## Recorded information
___
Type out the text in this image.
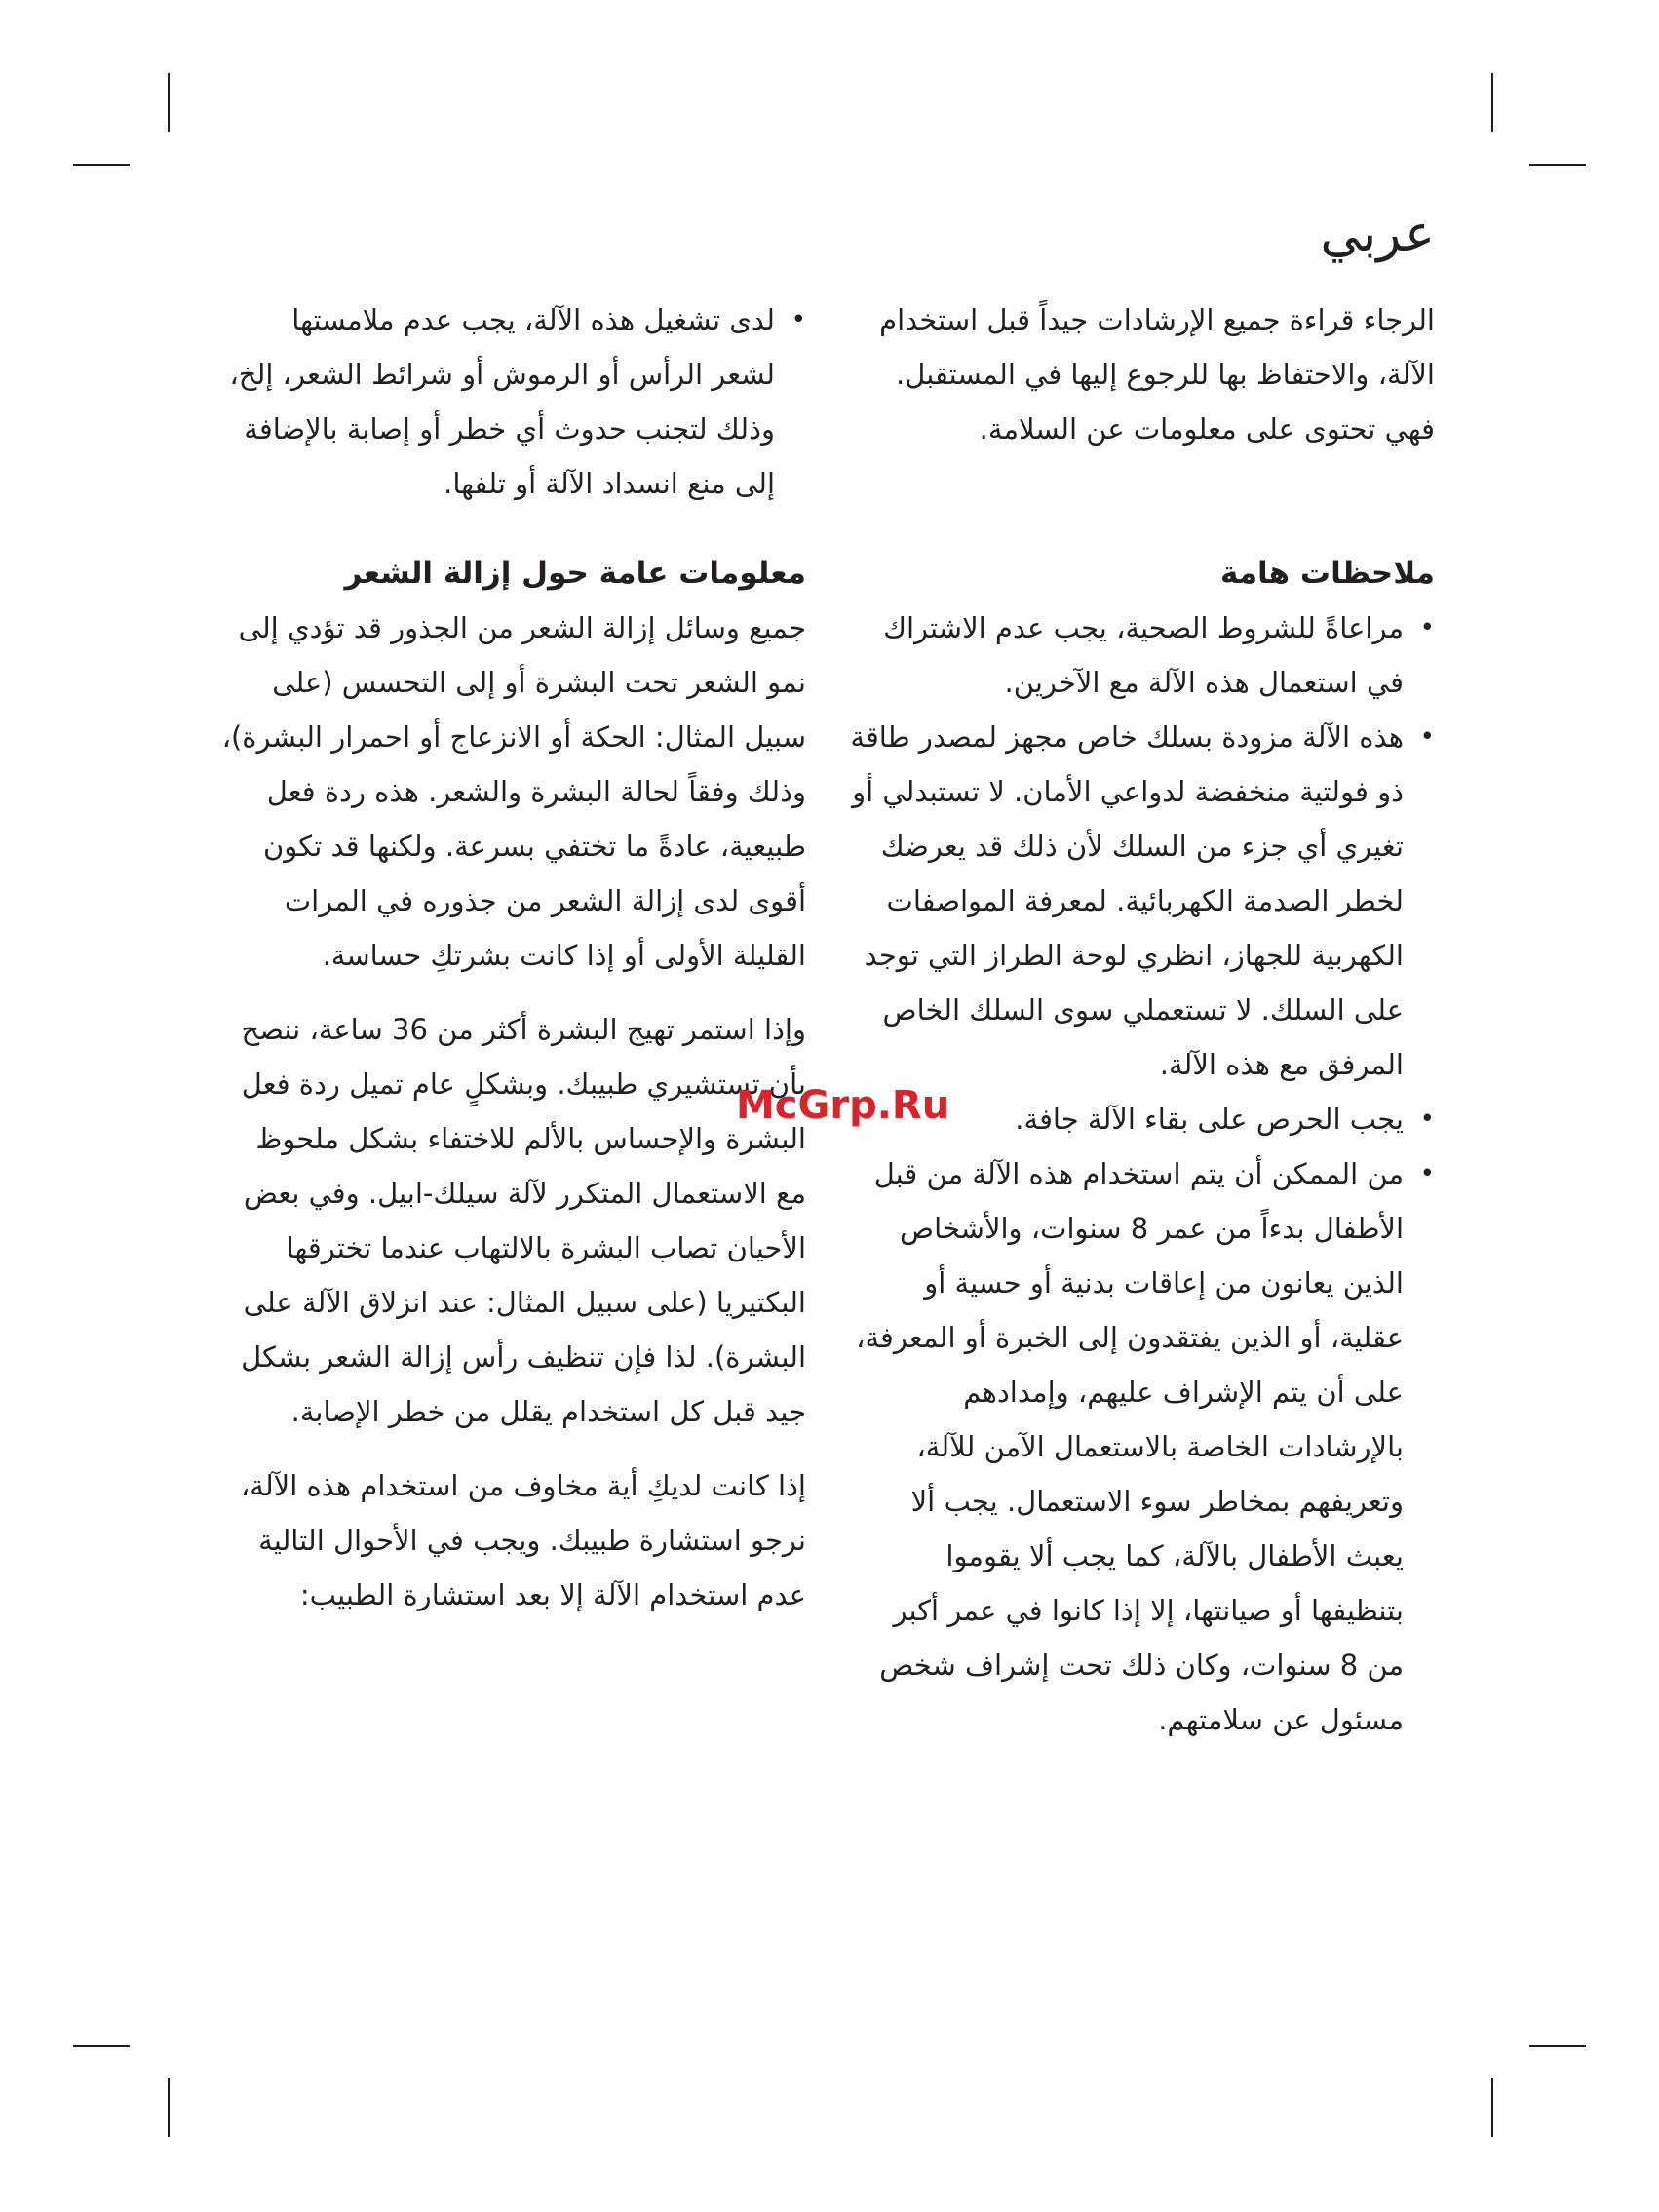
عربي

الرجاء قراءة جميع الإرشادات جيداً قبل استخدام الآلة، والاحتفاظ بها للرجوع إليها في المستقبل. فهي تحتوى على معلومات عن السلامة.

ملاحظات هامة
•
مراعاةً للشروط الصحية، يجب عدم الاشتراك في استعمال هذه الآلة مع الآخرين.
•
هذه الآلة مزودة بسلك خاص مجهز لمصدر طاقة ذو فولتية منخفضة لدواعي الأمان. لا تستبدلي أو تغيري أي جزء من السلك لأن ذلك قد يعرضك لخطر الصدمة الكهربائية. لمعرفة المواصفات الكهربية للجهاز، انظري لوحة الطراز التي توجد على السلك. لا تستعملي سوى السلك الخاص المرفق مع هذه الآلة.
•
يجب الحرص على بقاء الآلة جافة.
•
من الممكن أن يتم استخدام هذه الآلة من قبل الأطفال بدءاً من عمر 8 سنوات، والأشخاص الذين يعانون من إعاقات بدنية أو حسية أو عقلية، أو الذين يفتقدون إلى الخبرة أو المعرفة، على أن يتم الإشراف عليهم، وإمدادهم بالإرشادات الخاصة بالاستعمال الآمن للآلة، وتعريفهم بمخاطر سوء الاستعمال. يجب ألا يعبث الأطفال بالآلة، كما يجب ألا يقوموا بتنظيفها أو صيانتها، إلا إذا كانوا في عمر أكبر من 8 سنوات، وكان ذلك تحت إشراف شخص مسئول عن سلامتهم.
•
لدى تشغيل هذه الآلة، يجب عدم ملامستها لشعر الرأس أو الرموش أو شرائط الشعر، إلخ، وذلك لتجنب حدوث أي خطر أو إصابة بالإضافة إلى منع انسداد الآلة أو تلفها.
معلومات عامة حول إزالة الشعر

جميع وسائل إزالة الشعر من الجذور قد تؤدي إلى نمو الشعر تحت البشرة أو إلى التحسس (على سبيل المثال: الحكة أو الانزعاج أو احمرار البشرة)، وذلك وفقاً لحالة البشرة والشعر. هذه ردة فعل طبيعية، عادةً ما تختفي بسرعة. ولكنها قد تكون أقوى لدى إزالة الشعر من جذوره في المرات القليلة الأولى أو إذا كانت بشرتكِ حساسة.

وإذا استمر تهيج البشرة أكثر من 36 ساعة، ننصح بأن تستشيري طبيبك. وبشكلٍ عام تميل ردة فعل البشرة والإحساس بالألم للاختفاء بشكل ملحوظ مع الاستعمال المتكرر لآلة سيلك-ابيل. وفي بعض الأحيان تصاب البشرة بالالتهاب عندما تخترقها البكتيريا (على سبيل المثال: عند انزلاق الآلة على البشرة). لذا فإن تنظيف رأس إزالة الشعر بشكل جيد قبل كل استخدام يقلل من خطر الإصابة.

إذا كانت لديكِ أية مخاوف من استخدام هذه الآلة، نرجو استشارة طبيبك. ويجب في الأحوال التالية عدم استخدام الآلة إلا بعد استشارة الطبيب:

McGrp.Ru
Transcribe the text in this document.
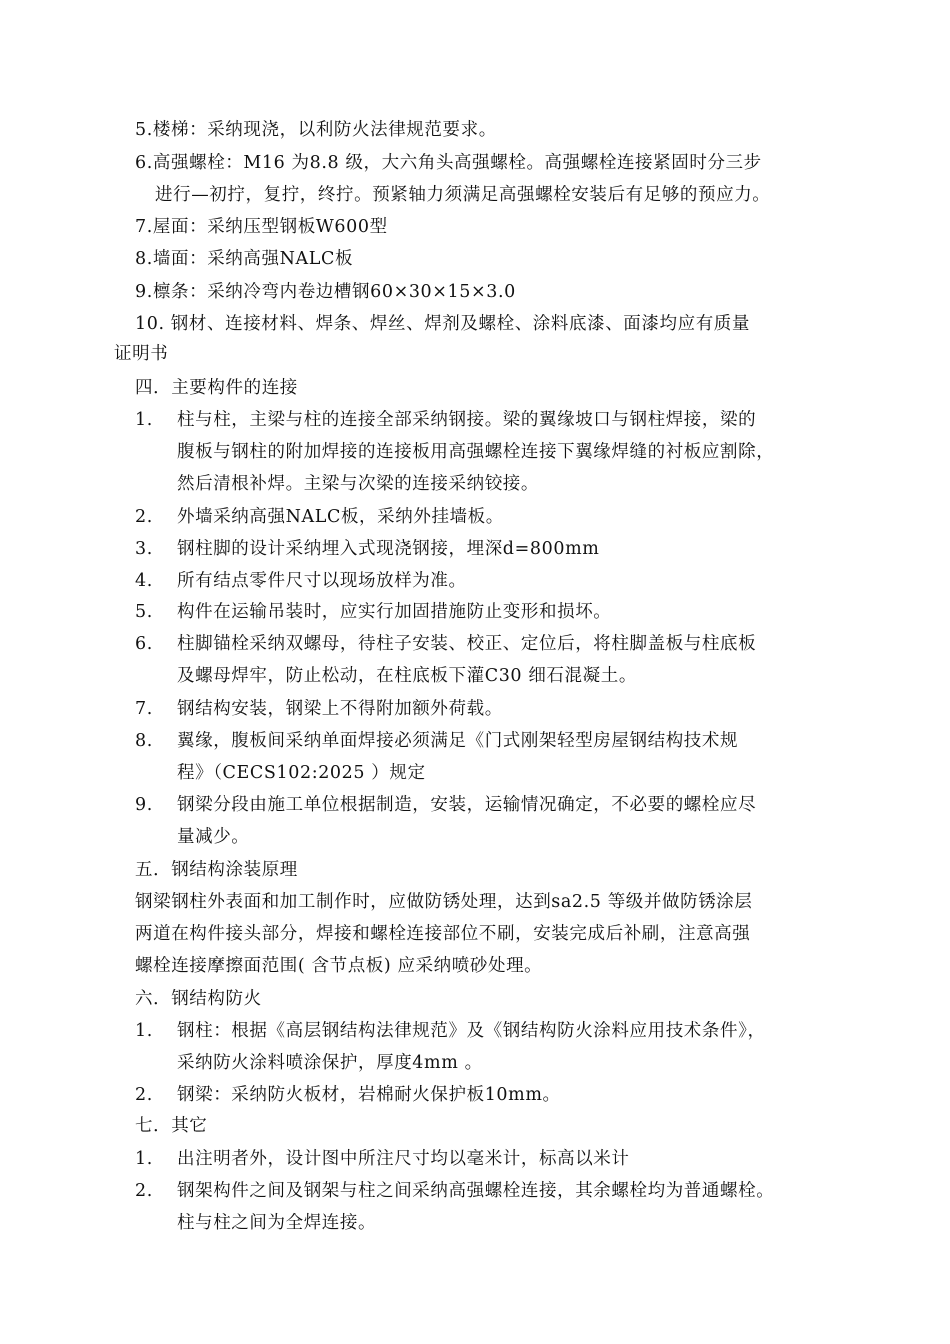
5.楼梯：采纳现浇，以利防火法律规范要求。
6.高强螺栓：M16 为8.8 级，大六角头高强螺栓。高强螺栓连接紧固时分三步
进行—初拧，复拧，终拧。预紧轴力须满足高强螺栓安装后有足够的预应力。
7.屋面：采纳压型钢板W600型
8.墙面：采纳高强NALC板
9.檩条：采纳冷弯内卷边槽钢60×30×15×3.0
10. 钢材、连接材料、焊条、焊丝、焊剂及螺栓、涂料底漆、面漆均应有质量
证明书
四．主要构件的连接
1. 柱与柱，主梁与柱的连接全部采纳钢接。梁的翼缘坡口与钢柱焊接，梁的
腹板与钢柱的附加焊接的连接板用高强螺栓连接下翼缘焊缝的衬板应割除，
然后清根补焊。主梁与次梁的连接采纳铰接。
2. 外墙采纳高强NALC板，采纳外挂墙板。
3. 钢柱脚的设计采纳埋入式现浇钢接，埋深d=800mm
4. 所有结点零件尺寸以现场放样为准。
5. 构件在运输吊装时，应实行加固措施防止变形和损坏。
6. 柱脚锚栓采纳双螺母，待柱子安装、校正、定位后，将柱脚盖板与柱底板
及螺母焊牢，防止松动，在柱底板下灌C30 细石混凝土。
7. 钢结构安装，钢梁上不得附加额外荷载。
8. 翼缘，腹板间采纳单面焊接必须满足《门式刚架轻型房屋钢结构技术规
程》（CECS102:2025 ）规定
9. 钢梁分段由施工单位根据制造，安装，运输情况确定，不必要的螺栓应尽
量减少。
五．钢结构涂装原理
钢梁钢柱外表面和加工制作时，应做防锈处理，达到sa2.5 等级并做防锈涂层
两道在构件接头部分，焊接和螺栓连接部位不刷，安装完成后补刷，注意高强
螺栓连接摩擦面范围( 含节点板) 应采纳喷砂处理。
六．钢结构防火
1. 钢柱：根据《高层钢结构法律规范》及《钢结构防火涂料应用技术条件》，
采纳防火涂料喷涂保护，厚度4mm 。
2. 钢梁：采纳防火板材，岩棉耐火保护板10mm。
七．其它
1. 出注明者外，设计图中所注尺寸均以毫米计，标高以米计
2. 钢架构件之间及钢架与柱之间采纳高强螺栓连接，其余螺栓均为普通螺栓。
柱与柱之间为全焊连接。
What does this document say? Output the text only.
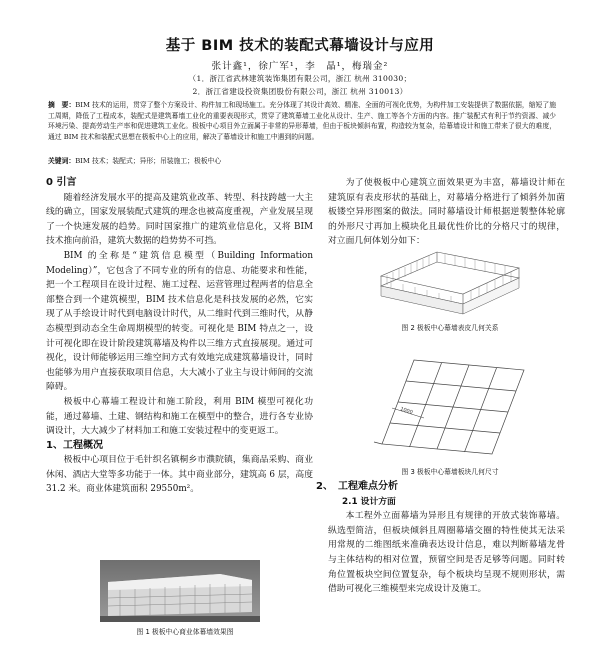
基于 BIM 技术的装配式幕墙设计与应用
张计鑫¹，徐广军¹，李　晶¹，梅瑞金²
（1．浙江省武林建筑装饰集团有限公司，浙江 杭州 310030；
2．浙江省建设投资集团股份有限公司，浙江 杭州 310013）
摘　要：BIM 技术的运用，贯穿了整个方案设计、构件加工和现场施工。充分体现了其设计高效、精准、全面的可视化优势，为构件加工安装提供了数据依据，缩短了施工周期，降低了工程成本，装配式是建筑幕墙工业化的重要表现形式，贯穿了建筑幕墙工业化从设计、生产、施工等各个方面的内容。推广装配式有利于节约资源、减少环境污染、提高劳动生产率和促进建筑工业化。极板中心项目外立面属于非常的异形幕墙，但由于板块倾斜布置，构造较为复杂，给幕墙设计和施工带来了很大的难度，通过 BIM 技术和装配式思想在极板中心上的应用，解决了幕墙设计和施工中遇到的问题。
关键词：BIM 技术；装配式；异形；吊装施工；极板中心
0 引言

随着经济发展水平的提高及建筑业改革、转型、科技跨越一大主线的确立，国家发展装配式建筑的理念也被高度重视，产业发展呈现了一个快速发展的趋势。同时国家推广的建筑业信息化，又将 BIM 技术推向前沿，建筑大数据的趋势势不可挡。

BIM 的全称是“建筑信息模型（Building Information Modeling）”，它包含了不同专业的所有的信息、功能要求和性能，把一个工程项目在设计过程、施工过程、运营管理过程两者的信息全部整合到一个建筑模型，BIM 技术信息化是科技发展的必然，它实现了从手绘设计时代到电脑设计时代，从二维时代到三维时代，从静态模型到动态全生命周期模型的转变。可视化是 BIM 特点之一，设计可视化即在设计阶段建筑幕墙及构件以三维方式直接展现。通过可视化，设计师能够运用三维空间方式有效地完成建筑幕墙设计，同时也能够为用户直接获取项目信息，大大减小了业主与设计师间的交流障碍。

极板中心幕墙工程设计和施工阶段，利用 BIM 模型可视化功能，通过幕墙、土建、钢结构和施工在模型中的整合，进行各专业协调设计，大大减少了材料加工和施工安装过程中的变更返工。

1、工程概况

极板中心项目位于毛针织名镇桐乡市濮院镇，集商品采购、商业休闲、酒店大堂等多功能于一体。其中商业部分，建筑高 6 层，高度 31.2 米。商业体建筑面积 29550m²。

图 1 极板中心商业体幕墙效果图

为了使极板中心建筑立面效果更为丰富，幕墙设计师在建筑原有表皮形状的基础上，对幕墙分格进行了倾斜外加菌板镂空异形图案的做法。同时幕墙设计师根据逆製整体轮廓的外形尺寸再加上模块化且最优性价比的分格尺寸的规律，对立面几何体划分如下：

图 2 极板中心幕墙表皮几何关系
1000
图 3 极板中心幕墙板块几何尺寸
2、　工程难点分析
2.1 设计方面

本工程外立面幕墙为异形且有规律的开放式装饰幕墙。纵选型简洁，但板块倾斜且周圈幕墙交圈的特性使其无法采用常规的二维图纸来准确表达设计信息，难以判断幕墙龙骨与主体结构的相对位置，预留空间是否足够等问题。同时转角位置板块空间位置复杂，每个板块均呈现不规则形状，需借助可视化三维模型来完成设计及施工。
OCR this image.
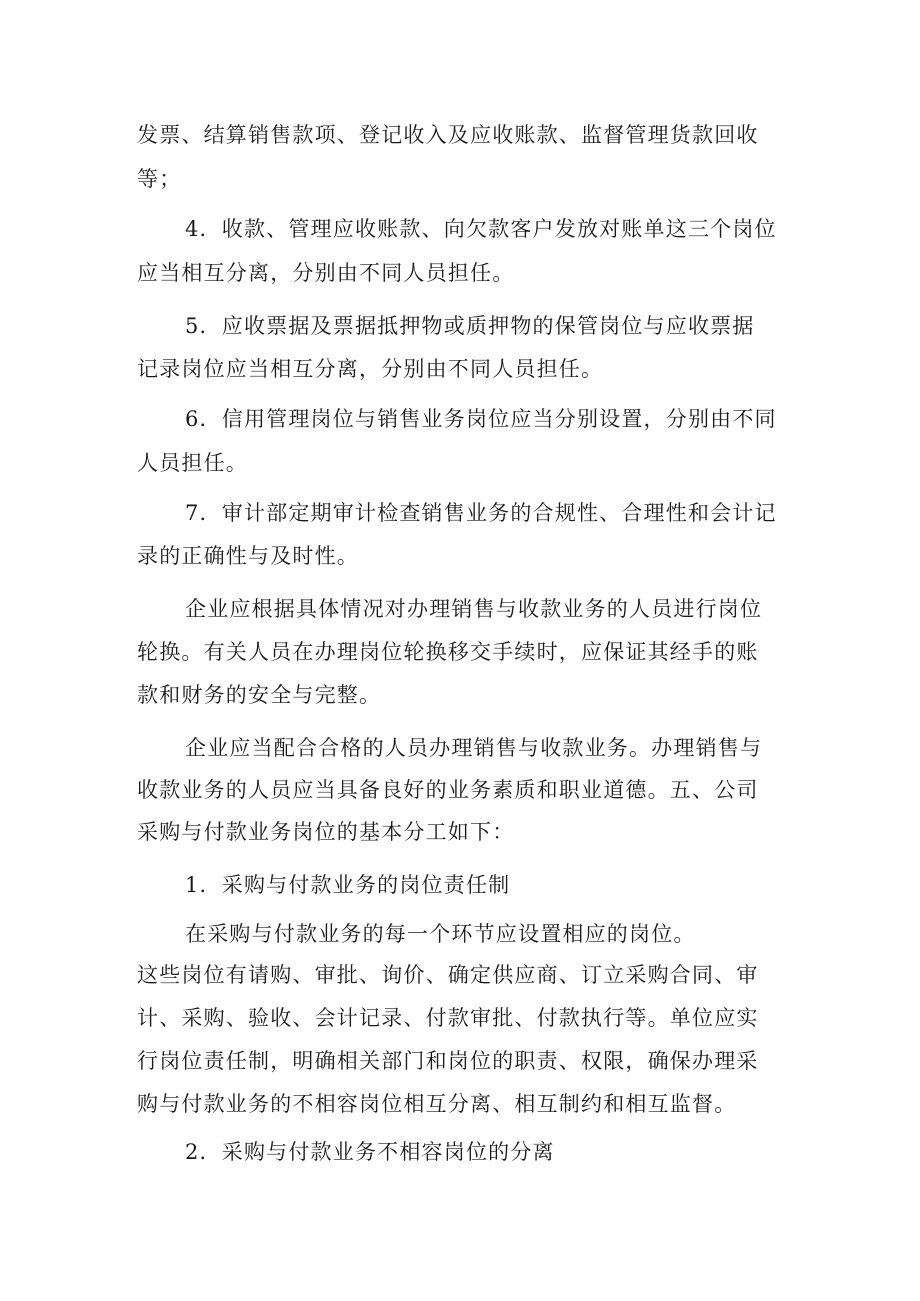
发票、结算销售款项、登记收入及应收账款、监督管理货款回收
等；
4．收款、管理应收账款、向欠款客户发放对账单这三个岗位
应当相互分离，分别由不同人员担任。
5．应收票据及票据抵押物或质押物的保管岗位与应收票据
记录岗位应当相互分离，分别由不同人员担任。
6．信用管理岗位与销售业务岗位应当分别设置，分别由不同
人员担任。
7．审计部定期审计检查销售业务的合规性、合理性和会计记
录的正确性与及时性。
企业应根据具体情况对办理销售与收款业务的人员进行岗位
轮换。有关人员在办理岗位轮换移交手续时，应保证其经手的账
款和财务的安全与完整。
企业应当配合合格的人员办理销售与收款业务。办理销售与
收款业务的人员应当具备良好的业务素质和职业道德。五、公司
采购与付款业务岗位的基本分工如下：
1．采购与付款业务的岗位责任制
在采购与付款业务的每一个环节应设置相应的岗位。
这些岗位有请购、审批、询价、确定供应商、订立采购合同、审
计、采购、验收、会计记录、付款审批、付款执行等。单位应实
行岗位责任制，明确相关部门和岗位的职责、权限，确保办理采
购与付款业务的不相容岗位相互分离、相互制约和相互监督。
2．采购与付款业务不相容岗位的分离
___
## Required task
In the entries above, count each line that holds "document". Give the total and nothing else.

## Exercise answer
2